Given exercise |
Where a line in the listing contains the string "FILTER", copy that line out.

Data for processing |
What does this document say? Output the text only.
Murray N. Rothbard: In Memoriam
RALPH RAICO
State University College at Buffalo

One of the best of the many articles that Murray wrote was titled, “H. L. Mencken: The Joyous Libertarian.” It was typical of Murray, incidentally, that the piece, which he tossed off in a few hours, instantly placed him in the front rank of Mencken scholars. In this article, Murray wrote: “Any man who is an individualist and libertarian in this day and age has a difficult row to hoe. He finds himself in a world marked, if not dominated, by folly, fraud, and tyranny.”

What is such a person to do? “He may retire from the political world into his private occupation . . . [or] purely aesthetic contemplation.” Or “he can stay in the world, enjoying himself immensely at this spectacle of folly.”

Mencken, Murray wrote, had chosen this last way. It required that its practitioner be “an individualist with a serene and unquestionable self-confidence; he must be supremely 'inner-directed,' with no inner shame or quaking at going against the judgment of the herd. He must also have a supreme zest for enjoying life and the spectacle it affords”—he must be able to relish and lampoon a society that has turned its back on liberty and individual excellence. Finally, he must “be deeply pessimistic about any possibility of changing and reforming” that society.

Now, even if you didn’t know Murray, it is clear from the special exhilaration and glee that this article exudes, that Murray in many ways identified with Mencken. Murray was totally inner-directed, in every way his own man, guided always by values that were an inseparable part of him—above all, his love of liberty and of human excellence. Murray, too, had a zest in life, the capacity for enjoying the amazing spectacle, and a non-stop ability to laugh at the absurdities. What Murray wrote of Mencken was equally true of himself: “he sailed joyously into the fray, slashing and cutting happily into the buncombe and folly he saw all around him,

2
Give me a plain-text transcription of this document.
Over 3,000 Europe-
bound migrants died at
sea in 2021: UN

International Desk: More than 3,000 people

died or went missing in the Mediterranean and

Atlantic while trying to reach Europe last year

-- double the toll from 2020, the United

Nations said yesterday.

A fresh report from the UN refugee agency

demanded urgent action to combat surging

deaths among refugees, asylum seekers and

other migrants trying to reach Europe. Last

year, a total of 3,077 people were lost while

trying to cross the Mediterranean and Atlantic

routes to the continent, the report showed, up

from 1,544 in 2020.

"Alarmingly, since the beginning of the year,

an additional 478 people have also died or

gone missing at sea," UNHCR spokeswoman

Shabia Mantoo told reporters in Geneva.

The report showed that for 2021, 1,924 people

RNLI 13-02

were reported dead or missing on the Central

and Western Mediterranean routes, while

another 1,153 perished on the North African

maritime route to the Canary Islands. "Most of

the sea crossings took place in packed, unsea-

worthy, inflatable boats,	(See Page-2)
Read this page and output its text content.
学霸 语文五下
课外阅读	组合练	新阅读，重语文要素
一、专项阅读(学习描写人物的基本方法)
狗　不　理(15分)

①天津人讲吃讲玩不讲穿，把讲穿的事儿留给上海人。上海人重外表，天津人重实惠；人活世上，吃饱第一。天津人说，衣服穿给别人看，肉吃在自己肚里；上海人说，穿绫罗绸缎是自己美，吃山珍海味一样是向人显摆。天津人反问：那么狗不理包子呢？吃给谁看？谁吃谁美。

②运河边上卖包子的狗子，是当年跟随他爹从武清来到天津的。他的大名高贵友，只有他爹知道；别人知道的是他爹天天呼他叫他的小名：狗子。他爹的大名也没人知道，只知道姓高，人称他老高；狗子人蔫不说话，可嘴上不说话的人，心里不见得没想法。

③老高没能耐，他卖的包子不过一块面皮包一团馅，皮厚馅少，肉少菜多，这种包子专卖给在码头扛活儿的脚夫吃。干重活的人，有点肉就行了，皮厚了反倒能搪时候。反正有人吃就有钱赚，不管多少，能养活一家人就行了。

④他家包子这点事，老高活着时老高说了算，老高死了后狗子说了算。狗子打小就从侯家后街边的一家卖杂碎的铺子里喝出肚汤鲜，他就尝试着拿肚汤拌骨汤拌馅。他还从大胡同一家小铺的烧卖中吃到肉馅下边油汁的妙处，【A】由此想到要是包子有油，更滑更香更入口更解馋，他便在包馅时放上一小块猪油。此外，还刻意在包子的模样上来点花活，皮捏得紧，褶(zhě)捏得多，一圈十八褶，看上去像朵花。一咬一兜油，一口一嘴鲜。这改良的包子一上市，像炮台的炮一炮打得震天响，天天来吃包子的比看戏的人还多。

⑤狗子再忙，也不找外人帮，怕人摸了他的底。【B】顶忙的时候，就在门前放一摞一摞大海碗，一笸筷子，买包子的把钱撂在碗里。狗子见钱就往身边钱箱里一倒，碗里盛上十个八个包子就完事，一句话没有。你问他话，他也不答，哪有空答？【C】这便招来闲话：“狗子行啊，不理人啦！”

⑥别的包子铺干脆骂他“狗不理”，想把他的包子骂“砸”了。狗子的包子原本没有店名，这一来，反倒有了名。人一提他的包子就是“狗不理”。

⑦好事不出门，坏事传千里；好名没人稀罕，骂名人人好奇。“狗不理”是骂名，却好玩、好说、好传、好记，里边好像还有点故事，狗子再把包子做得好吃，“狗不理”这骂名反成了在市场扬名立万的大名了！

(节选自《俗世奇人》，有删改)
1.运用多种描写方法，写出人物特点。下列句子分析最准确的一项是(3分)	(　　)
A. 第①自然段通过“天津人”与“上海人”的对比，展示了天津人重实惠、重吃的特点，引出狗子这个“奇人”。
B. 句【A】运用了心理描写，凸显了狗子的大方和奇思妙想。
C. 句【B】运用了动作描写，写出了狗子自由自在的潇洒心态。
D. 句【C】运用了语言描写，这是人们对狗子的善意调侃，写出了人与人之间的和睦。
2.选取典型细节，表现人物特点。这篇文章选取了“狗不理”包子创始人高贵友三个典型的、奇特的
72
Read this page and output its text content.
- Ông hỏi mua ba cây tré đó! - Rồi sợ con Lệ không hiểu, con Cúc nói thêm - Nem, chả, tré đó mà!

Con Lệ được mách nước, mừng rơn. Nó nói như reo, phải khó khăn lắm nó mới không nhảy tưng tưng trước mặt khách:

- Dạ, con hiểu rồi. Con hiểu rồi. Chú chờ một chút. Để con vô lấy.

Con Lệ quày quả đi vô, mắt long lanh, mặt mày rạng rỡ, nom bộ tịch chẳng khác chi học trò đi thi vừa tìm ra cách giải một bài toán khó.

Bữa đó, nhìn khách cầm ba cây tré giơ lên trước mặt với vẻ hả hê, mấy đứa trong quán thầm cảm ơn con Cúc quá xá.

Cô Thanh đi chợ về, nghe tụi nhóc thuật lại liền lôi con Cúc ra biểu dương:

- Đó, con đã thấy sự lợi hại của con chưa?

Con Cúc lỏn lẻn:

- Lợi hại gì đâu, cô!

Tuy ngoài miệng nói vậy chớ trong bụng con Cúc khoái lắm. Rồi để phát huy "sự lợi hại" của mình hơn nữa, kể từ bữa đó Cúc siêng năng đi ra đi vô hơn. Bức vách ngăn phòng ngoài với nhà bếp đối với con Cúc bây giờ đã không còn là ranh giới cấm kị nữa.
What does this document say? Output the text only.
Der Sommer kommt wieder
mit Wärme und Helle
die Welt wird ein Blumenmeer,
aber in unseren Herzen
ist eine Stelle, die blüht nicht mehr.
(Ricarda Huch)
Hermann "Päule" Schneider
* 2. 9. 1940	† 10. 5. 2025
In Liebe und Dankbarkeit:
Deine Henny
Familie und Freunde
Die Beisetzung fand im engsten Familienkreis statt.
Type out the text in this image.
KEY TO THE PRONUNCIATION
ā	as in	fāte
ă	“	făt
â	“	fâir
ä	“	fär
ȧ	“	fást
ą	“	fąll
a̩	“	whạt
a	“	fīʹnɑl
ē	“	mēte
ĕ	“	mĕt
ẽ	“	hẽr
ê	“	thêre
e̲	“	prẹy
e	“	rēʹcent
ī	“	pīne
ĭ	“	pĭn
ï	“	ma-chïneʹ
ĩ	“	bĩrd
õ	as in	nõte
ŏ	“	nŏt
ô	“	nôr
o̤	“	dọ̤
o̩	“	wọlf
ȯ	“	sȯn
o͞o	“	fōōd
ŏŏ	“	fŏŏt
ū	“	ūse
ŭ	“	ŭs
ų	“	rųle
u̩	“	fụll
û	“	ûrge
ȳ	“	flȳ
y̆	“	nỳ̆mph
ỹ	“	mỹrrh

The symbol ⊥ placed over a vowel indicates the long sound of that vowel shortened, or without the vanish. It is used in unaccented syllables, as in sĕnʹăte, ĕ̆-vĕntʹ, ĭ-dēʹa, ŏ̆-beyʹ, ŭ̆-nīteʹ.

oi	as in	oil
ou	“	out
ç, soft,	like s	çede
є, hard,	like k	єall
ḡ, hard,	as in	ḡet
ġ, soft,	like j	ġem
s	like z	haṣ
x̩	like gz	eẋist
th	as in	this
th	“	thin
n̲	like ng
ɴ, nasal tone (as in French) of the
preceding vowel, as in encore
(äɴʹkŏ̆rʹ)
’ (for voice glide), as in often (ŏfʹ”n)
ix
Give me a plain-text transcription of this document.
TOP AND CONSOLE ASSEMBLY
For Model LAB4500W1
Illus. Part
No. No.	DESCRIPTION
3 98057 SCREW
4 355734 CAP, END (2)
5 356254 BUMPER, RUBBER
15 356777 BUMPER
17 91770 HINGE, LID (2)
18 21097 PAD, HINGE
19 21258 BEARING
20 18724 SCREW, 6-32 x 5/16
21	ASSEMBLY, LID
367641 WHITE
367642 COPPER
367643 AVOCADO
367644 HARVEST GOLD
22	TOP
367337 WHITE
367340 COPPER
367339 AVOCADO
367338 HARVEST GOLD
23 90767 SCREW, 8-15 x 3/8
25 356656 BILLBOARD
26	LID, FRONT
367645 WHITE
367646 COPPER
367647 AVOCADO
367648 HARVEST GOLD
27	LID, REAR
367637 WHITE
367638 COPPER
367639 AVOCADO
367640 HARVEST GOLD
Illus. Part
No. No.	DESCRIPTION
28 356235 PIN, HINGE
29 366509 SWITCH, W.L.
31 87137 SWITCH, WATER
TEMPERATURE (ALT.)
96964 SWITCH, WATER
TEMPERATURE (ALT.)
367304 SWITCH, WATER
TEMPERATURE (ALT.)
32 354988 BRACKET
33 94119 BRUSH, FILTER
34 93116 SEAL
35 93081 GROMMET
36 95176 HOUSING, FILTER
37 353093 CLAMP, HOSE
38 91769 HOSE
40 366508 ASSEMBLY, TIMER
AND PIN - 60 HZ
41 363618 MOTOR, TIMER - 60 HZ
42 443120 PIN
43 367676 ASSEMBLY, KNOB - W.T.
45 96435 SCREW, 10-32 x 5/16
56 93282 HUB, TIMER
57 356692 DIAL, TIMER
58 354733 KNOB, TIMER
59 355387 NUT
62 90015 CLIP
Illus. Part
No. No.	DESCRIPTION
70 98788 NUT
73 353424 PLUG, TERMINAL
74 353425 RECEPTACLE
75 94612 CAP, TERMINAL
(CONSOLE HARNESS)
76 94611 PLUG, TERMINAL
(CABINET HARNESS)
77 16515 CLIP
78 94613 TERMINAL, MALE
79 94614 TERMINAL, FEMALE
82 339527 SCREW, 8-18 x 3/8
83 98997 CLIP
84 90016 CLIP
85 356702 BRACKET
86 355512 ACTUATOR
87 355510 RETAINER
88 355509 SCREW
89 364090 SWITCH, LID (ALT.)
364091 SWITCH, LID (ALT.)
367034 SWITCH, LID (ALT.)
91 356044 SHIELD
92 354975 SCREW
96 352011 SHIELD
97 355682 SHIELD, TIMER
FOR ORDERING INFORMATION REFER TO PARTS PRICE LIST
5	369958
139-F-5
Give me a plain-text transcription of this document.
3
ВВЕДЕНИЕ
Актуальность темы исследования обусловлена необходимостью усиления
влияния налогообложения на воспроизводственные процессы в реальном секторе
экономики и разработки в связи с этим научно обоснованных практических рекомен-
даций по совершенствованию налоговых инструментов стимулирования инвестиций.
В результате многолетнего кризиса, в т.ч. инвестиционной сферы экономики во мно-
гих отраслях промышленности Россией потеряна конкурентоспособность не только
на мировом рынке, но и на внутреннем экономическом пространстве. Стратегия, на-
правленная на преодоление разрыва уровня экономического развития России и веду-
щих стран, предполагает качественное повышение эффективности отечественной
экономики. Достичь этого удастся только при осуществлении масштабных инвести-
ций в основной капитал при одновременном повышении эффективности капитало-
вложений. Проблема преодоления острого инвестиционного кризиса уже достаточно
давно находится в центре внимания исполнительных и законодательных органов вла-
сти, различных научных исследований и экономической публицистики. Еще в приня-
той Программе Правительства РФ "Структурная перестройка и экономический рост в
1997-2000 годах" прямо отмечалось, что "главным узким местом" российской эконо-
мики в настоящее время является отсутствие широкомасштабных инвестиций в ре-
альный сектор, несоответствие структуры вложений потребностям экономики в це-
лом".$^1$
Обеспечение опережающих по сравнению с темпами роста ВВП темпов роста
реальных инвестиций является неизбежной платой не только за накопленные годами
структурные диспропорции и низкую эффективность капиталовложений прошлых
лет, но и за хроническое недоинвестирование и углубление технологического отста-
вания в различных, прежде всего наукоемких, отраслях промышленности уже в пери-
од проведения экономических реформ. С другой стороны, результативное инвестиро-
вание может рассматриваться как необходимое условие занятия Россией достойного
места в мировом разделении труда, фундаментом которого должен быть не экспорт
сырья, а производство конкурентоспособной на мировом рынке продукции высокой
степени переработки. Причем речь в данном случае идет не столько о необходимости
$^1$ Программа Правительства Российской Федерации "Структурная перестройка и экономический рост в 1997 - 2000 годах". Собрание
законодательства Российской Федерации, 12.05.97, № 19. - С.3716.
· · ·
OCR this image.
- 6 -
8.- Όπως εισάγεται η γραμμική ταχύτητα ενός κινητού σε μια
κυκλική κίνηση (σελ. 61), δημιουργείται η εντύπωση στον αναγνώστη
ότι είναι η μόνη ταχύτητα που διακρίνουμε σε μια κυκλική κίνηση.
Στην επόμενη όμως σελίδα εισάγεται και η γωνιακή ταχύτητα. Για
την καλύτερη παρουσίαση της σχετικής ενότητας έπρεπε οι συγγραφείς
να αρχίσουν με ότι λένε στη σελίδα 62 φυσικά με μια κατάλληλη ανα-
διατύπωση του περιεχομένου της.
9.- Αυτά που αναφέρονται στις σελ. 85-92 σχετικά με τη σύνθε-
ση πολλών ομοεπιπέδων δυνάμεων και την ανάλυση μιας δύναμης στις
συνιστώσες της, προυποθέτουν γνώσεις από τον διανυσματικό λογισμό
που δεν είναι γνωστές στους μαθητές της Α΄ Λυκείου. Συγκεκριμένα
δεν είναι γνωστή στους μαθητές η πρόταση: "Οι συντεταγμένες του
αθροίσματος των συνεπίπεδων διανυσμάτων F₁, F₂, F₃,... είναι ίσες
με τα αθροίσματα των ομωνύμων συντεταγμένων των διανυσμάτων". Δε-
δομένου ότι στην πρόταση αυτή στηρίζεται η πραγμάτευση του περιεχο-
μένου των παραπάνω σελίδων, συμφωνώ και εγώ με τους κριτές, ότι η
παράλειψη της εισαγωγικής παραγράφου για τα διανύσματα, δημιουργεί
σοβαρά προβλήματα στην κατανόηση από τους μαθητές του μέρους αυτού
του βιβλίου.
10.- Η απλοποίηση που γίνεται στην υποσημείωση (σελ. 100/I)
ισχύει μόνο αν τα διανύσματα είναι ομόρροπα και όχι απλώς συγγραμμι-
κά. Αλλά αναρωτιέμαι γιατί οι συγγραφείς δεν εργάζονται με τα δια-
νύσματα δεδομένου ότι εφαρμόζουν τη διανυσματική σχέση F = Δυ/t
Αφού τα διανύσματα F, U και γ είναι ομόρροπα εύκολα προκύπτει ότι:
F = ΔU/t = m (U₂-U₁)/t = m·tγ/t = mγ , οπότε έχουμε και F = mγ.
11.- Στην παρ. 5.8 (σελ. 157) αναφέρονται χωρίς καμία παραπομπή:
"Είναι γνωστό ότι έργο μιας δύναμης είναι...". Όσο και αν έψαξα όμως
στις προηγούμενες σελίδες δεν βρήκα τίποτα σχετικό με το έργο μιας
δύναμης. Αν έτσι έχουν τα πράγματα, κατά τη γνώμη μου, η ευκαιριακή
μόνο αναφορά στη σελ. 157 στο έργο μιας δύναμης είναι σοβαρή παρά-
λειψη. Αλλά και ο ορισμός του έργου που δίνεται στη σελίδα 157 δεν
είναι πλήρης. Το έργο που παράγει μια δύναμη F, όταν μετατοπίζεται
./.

Task output |
33 94119 BRUSH, FILTER
36 95176 HOUSING, FILTER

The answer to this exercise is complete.